Put the records, from the start up to and including the line with "table-row: Poziom IV32", into a numbered list, leaving out any blank lines.

== Records for this exercise

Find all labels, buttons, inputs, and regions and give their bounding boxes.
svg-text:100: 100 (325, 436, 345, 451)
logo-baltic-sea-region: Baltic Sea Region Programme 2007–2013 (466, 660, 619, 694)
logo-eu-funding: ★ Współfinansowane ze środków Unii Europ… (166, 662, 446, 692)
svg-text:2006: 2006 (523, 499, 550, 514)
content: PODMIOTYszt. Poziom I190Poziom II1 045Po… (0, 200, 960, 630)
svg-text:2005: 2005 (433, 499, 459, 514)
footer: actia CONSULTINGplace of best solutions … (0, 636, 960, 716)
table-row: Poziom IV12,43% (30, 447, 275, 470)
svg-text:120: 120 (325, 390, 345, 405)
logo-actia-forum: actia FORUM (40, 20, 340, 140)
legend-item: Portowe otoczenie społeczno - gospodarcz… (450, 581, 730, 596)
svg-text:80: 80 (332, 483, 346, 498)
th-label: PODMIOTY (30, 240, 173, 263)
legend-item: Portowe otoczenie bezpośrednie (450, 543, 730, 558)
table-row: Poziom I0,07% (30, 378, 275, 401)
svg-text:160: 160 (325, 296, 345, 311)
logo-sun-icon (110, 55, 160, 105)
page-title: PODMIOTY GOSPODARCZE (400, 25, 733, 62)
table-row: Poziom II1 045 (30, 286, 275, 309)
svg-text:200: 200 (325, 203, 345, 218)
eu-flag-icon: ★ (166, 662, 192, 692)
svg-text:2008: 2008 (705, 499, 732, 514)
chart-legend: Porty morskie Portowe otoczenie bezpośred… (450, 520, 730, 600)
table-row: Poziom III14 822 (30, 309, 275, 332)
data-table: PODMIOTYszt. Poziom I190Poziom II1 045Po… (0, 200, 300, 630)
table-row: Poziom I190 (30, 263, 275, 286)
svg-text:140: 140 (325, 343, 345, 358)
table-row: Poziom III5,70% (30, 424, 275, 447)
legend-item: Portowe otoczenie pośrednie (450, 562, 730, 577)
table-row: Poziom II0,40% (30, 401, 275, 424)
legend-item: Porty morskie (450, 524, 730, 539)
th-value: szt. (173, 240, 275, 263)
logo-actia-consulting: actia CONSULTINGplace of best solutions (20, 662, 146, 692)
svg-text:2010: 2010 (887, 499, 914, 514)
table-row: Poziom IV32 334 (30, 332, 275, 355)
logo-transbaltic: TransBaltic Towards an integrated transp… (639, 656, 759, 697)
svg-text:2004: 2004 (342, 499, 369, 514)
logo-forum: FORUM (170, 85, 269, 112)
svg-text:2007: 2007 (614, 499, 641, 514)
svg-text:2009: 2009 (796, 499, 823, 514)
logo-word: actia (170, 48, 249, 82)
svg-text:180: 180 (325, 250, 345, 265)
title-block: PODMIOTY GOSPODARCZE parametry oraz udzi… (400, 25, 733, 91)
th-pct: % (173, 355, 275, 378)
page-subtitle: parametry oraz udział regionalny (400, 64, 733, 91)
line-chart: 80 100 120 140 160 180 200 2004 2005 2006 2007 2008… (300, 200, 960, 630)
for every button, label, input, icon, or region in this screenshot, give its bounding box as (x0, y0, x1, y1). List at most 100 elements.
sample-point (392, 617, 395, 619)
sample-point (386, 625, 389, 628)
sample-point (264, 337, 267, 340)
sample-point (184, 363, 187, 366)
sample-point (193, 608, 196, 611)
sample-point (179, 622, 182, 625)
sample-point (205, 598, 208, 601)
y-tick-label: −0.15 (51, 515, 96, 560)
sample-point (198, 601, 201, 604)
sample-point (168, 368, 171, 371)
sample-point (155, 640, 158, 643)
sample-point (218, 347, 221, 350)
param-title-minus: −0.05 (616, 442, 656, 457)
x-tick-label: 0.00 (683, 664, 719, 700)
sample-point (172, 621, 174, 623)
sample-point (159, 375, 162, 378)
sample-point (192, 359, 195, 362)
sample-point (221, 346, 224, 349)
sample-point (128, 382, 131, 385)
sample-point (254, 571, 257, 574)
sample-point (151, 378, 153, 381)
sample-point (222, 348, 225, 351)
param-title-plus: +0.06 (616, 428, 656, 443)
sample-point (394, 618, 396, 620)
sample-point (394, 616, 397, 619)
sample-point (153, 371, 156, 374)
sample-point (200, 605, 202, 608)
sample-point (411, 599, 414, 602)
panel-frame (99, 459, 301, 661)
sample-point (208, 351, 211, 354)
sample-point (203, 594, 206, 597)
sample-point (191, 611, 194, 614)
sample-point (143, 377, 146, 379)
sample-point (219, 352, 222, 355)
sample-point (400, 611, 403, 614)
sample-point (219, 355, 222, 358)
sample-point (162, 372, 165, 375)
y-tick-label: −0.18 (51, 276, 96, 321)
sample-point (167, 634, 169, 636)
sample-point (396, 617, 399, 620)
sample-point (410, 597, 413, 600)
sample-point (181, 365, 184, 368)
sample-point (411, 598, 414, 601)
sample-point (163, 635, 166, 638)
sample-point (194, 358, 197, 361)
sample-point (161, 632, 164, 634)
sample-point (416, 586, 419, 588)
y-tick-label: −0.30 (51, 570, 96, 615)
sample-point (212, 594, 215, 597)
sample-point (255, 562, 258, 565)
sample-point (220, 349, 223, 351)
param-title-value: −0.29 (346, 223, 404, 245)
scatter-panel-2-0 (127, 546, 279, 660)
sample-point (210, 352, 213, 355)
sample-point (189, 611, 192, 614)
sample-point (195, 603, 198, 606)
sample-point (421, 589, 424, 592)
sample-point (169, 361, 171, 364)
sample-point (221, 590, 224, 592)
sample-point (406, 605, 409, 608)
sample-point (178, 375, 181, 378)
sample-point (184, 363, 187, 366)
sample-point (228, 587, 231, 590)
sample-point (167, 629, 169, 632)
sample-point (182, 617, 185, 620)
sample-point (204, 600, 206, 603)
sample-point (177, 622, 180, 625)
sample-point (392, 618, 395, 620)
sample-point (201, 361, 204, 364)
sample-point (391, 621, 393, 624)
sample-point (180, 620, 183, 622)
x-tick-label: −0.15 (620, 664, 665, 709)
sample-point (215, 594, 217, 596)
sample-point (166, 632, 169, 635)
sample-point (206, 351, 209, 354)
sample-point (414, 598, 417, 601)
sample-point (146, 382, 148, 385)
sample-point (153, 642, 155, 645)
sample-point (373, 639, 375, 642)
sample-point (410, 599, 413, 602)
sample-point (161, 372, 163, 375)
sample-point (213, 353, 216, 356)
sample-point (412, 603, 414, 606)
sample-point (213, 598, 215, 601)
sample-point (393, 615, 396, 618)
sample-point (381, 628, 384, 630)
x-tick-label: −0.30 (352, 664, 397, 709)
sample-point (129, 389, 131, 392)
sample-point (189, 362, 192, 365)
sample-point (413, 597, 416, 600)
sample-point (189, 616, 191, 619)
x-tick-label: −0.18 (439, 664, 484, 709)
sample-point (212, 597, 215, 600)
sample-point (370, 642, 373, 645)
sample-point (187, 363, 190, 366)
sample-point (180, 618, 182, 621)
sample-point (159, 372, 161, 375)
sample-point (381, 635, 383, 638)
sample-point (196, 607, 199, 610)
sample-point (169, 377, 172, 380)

====

**Solved problem**
1. Find all labels, buttons, inputs, and regions and give their bounding boxes.
2. svg-text:100: 100 (325, 436, 345, 451)
3. logo-baltic-sea-region: Baltic Sea Region Programme 2007–2013 (466, 660, 619, 694)
4. logo-eu-funding: ★ Współfinansowane ze środków Unii Europ… (166, 662, 446, 692)
5. svg-text:2006: 2006 (523, 499, 550, 514)
6. content: PODMIOTYszt. Poziom I190Poziom II1 045Po… (0, 200, 960, 630)
7. svg-text:2005: 2005 (433, 499, 459, 514)
8. footer: actia CONSULTINGplace of best solutions … (0, 636, 960, 716)
9. table-row: Poziom IV12,43% (30, 447, 275, 470)
10. svg-text:120: 120 (325, 390, 345, 405)
11. logo-actia-forum: actia FORUM (40, 20, 340, 140)
12. legend-item: Portowe otoczenie społeczno - gospodarcz… (450, 581, 730, 596)
13. svg-text:80: 80 (332, 483, 346, 498)
14. th-label: PODMIOTY (30, 240, 173, 263)
15. legend-item: Portowe otoczenie bezpośrednie (450, 543, 730, 558)
16. table-row: Poziom I0,07% (30, 378, 275, 401)
17. svg-text:160: 160 (325, 296, 345, 311)
18. logo-sun-icon (110, 55, 160, 105)
19. page-title: PODMIOTY GOSPODARCZE (400, 25, 733, 62)
20. table-row: Poziom II1 045 (30, 286, 275, 309)
21. svg-text:200: 200 (325, 203, 345, 218)
22. eu-flag-icon: ★ (166, 662, 192, 692)
23. svg-text:2008: 2008 (705, 499, 732, 514)
24. chart-legend: Porty morskie Portowe otoczenie bezpośred… (450, 520, 730, 600)
25. table-row: Poziom III14 822 (30, 309, 275, 332)
26. data-table: PODMIOTYszt. Poziom I190Poziom II1 045Po… (0, 200, 300, 630)
27. table-row: Poziom I190 (30, 263, 275, 286)
28. svg-text:140: 140 (325, 343, 345, 358)
29. table-row: Poziom III5,70% (30, 424, 275, 447)
30. legend-item: Portowe otoczenie pośrednie (450, 562, 730, 577)
31. table-row: Poziom II0,40% (30, 401, 275, 424)
32. legend-item: Porty morskie (450, 524, 730, 539)
33. th-value: szt. (173, 240, 275, 263)
34. logo-actia-consulting: actia CONSULTINGplace of best solutions (20, 662, 146, 692)
35. svg-text:2010: 2010 (887, 499, 914, 514)
36. table-row: Poziom IV32 334 (30, 332, 275, 355)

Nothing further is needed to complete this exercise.